• EXTRAIT:
Gide continuera à l'alimenter après la rédaction de Si
le grain ne meurt tout en
nourrissant un autre dossier appelé « Repentirs de Si
le grain ne meurt » qu'on
retrouve en fin de volume. L'ensemble de ces textes d'un « Gide
collectionneur de lui-même » est assorti de plusieurs
reproductions de pages manuscrites et de photographies de ceux
qu'elles évoquent : Juliette Gide, Madeleine Gide, Pierre Louÿs,
Elie Allégret, Paul Laurens...
D'autres Fragments, parus
en mars 1893 dans L'Ermitage,
et jamais réédités depuis, ouvrent le recueil dans cette volonté
de montrer l'auteur en mouvement, muant d'André Walter en narrateur
des Nourritures terrestres.
Certaines phrases ou parties se retrouveront dans le Journal,
ou dans la correspondance, sans qu'on sache toujours très bien dans
quel sens se fait la circulation. L'œuvre de Gide et Gide lui-même
ne faisant qu'un seul et même organisme en développement permanent.

• MATÉRIEL FOURNI:
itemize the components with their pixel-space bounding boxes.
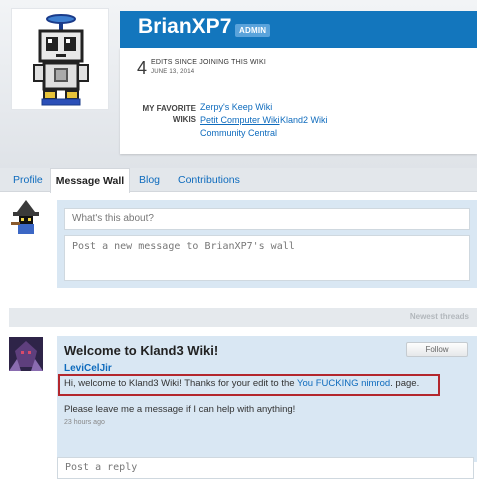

• DÉFIS:
- A) Dans l'extrait consacré à Gide, dans quelle revue les autres Fragments ont-ils paru en mars 1893 ?
- B) Rédigez la suite de l'extrait consacré à Gide, en reprenant après sa dernière phrase.

• RÉPONSES:
- A) Dans L'Ermitage.

- B)
L'artiste devant, selon Gide, « non pas raconter sa vie telle
qu'il l'a vécue, mais la vivre telle qu'il la racontera. »
La
découverte de la jouissance, les souvenirs sur François de Witt,
l'entente avec sa mère ou la ronde des garçons de Biskra montrent
aussi que les mémoires sont loin d'être ce récit au fil de la
plume annoncé : « L'examen des reliquats du De me
ipse, auxquels il conviendrait
d'ajouter tous les éléments biffés sur le manuscrit de Si
le grain ne meurt, prouve qu'il
n'en est rien et que Gide adopta la solution la moins malhonnête à
ses yeux : celle de sélectionner les anecdotes qui allaient dans le
sens global qu'il voulait donner après coup à son passé »,
commente Pierre Masson.
Le recueil donne plusieurs reproductions des pièces de ce
volumineux dossier comme cette "Découverte de la jouissance (1886)"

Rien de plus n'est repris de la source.